_INSTRUCTIONS TO FOLLOW_.
Collect each line holding the string "日追加情報".

(Stored items)

━━━━━━━━━━━━━━━━

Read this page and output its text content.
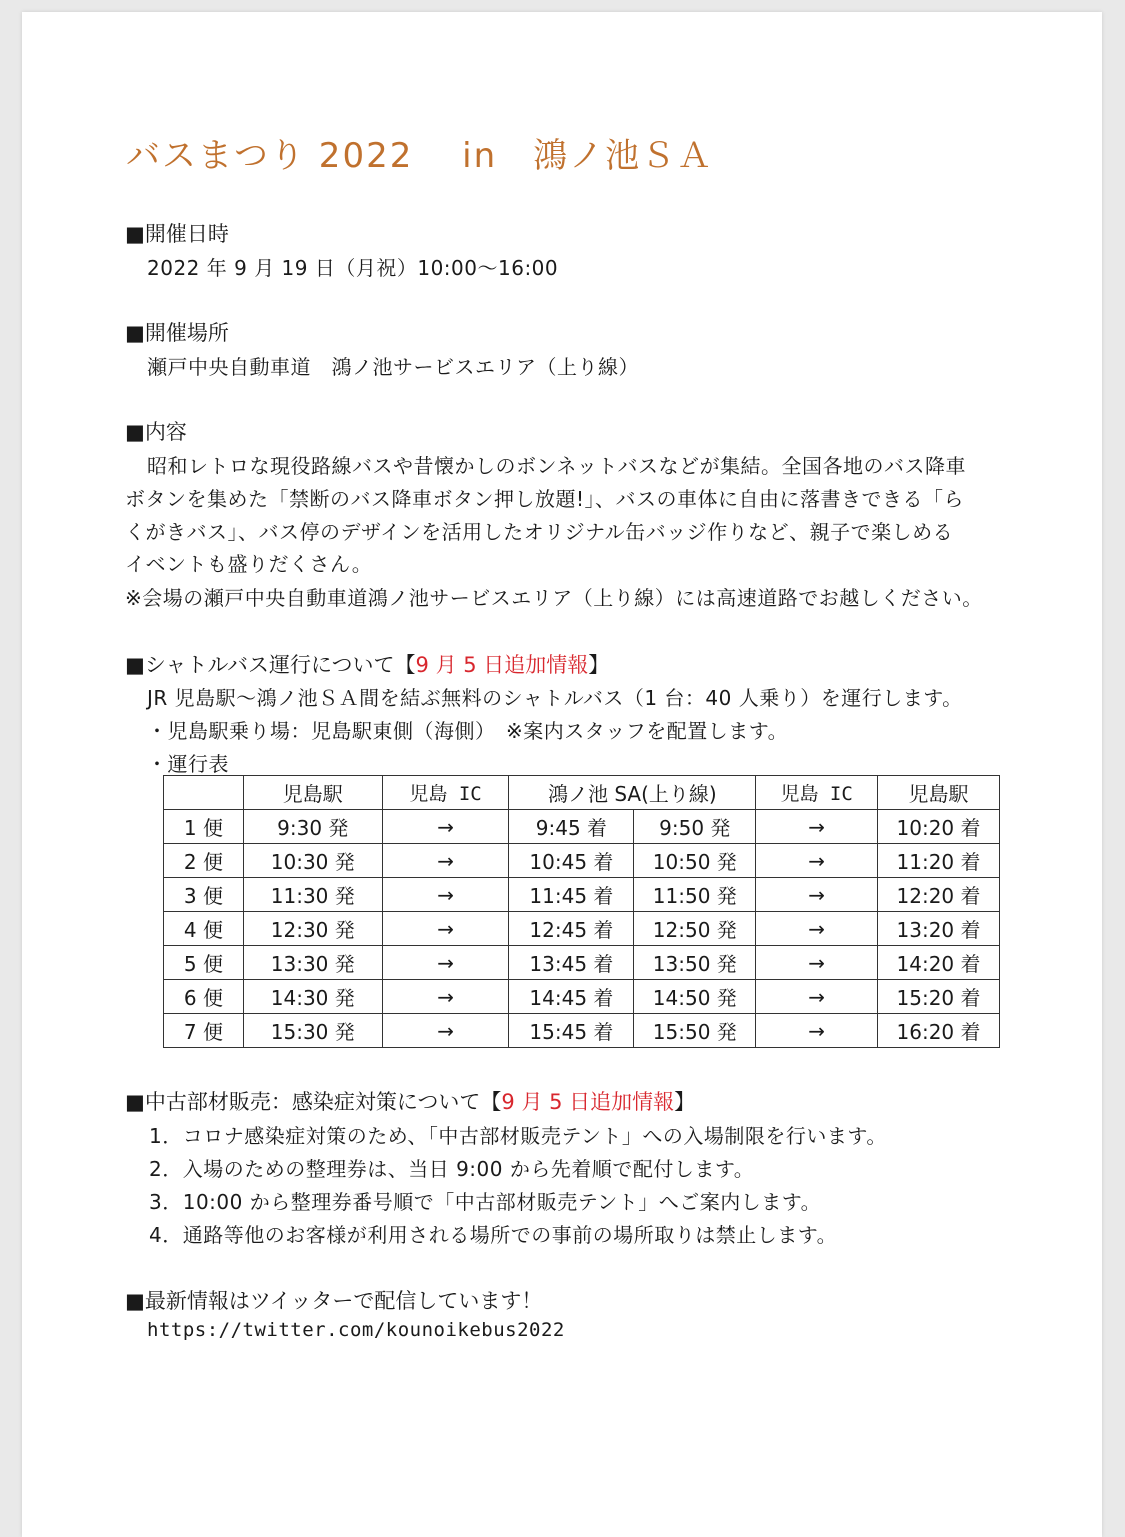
バスまつり 2022　 in　鴻ノ池ＳＡ
■開催日時
2022 年 9 月 19 日（月祝）10:00～16:00
■開催場所
瀬戸中央自動車道　鴻ノ池サービスエリア（上り線）
■内容
昭和レトロな現役路線バスや昔懐かしのボンネットバスなどが集結。全国各地のバス降車
ボタンを集めた「禁断のバス降車ボタン押し放題!」、バスの車体に自由に落書きできる「ら
くがきバス」、バス停のデザインを活用したオリジナル缶バッジ作りなど、親子で楽しめる
イベントも盛りだくさん。
※会場の瀬戸中央自動車道鴻ノ池サービスエリア（上り線）には高速道路でお越しください。
■シャトルバス運行について【9 月 5 日追加情報】
JR 児島駅～鴻ノ池ＳＡ間を結ぶ無料のシャトルバス（1 台：40 人乗り）を運行します。
・児島駅乗り場：児島駅東側（海側）　※案内スタッフを配置します。
・運行表
	児島駅	児島 IC	鴻ノ池 SA(上り線)		児島 IC	児島駅
1 便	9:30 発	→	9:45 着	9:50 発	→	10:20 着
2 便	10:30 発	→	10:45 着	10:50 発	→	11:20 着
3 便	11:30 発	→	11:45 着	11:50 発	→	12:20 着
4 便	12:30 発	→	12:45 着	12:50 発	→	13:20 着
5 便	13:30 発	→	13:45 着	13:50 発	→	14:20 着
6 便	14:30 発	→	14:45 着	14:50 発	→	15:20 着
7 便	15:30 発	→	15:45 着	15:50 発	→	16:20 着
■中古部材販売：感染症対策について【9 月 5 日追加情報】
1．コロナ感染症対策のため、「中古部材販売テント」への入場制限を行います。
2．入場のための整理券は、当日 9:00 から先着順で配付します。
3．10:00 から整理券番号順で「中古部材販売テント」へご案内します。
4．通路等他のお客様が利用される場所での事前の場所取りは禁止します。
■最新情報はツイッターで配信しています！
https://twitter.com/kounoikebus2022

━━━━━━━━━━━━━━━━

_TASK RESULT_.
■シャトルバス運行について【9 月 5 日追加情報】
■中古部材販売：感染症対策について【9 月 5 日追加情報】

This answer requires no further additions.